== Dataset excerpts ==

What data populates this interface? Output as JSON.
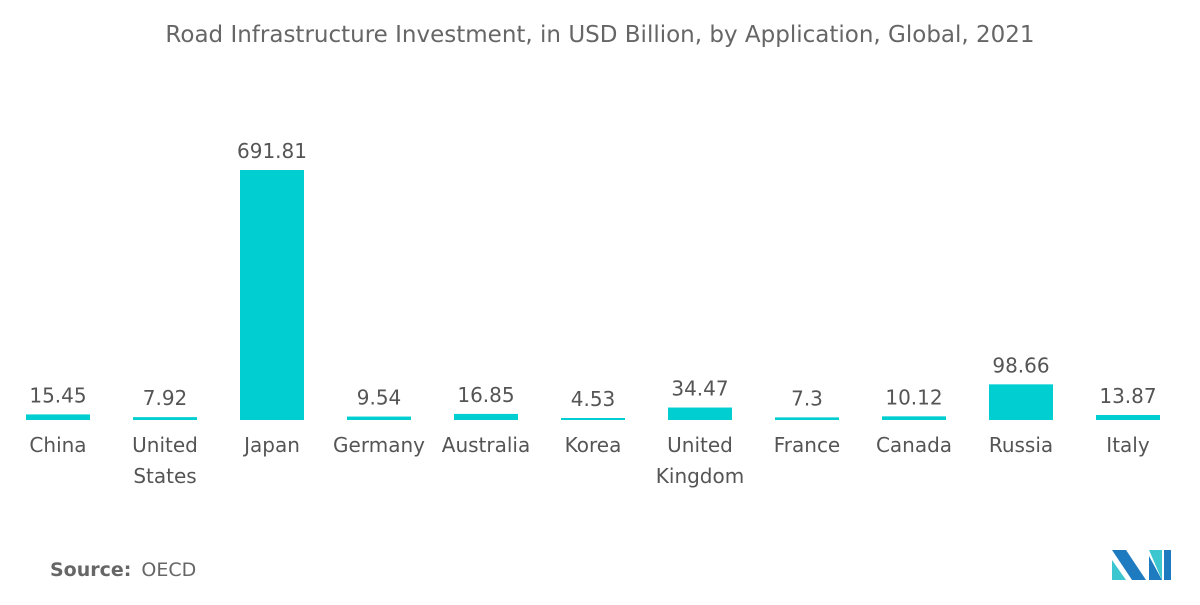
{
  "chart_data": {
    "type": "bar",
    "title": "Road Infrastructure Investment, in USD Billion, by Application, Global, 2021",
    "categories": [
      [
        "China"
      ],
      [
        "United",
        "States"
      ],
      [
        "Japan"
      ],
      [
        "Germany"
      ],
      [
        "Australia"
      ],
      [
        "Korea"
      ],
      [
        "United",
        "Kingdom"
      ],
      [
        "France"
      ],
      [
        "Canada"
      ],
      [
        "Russia"
      ],
      [
        "Italy"
      ]
    ],
    "values": [
      15.45,
      7.92,
      691.81,
      9.54,
      16.85,
      4.53,
      34.47,
      7.3,
      10.12,
      98.66,
      13.87
    ],
    "value_labels": [
      "15.45",
      "7.92",
      "691.81",
      "9.54",
      "16.85",
      "4.53",
      "34.47",
      "7.3",
      "10.12",
      "98.66",
      "13.87"
    ],
    "xlabel": "",
    "ylabel": "",
    "grid": false,
    "bar_color": "#00CED1"
  },
  "source": {
    "label": "Source:",
    "value": "OECD"
  },
  "logo": {
    "text": "MI",
    "colors": [
      "#1E7BC0",
      "#3CC6D0"
    ]
  }
}
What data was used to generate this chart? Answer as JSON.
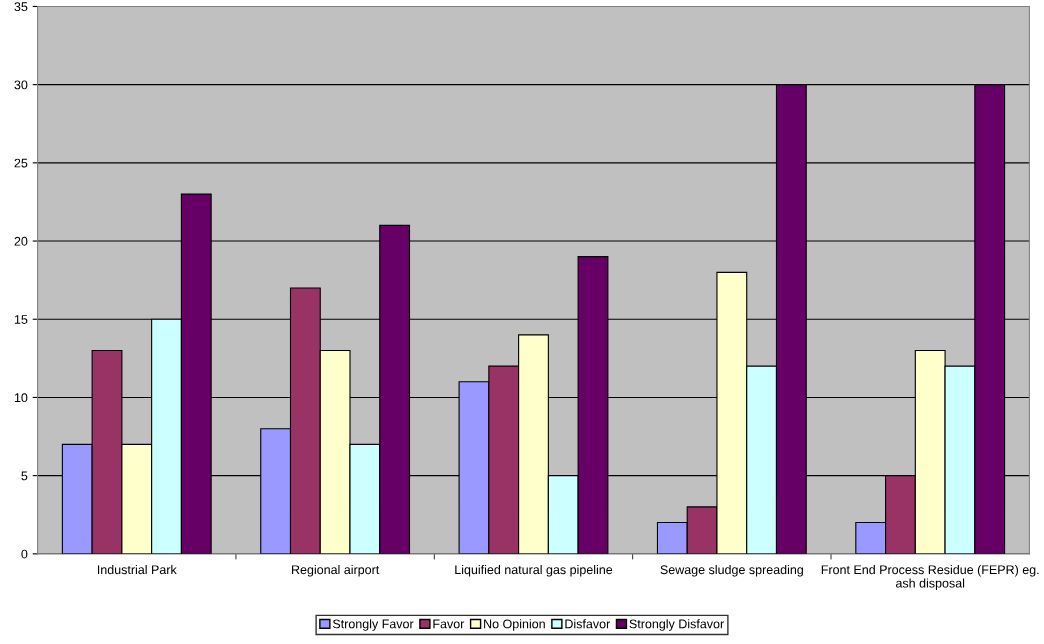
{
  "chart_data": {
    "type": "bar",
    "categories": [
      "Industrial Park",
      "Regional airport",
      "Liquified natural gas pipeline",
      "Sewage sludge spreading",
      "Front End Process Residue (FEPR) eg. ash disposal"
    ],
    "series": [
      {
        "name": "Strongly Favor",
        "color": "#9999ff",
        "values": [
          7,
          8,
          11,
          2,
          2
        ]
      },
      {
        "name": "Favor",
        "color": "#993366",
        "values": [
          13,
          17,
          12,
          3,
          5
        ]
      },
      {
        "name": "No Opinion",
        "color": "#ffffcc",
        "values": [
          7,
          13,
          14,
          18,
          13
        ]
      },
      {
        "name": "Disfavor",
        "color": "#ccffff",
        "values": [
          15,
          7,
          5,
          12,
          12
        ]
      },
      {
        "name": "Strongly Disfavor",
        "color": "#660066",
        "values": [
          23,
          21,
          19,
          30,
          30
        ]
      }
    ],
    "ylim": [
      0,
      35
    ],
    "yticks": [
      0,
      5,
      10,
      15,
      20,
      25,
      30,
      35
    ],
    "grid": "y",
    "legend": "bottom"
  }
}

===

Word for word, quote the lines above. Omit the pictures.

What data populates this interface? Output as JSON.
{
  "chart_data": {
    "type": "bar",
    "title": "Road Infrastructure Investment, in USD Billion, by Application, Global, 2021",
    "categories": [
      [
        "China"
      ],
      [
        "United",
        "States"
      ],
      [
        "Japan"
      ],
      [
        "Germany"
      ],
      [
        "Australia"
      ],
      [
        "Korea"
      ],
      [
        "United",
        "Kingdom"
      ],
      [
        "France"
      ],
      [
        "Canada"
      ],
      [
        "Russia"
      ],
      [
        "Italy"
      ]
    ],
    "values": [
      15.45,
      7.92,
      691.81,
      9.54,
      16.85,
      4.53,
      34.47,
      7.3,
      10.12,
      98.66,
      13.87
    ],
    "value_labels": [
      "15.45",
      "7.92",
      "691.81",
      "9.54",
      "16.85",
      "4.53",
      "34.47",
      "7.3",
      "10.12",
      "98.66",
      "13.87"
    ],
    "xlabel": "",
    "ylabel": "",
    "grid": false,
    "bar_color": "#00CED1"
  },
  "source": {
    "label": "Source:",
    "value": "OECD"
  },
  "logo": {
    "text": "MI",
    "colors": [
      "#1E7BC0",
      "#3CC6D0"
    ]
  }
}
What data was used to generate this chart? Answer as JSON.
{
  "chart_data": {
    "type": "bar",
    "categories": [
      "Industrial Park",
      "Regional airport",
      "Liquified natural gas pipeline",
      "Sewage sludge spreading",
      "Front End Process Residue (FEPR) eg. ash disposal"
    ],
    "series": [
      {
        "name": "Strongly Favor",
        "color": "#9999ff",
        "values": [
          7,
          8,
          11,
          2,
          2
        ]
      },
      {
        "name": "Favor",
        "color": "#993366",
        "values": [
          13,
          17,
          12,
          3,
          5
        ]
      },
      {
        "name": "No Opinion",
        "color": "#ffffcc",
        "values": [
          7,
          13,
          14,
          18,
          13
        ]
      },
      {
        "name": "Disfavor",
        "color": "#ccffff",
        "values": [
          15,
          7,
          5,
          12,
          12
        ]
      },
      {
        "name": "Strongly Disfavor",
        "color": "#660066",
        "values": [
          23,
          21,
          19,
          30,
          30
        ]
      }
    ],
    "ylim": [
      0,
      35
    ],
    "yticks": [
      0,
      5,
      10,
      15,
      20,
      25,
      30,
      35
    ],
    "grid": "y",
    "legend": "bottom"
  }
}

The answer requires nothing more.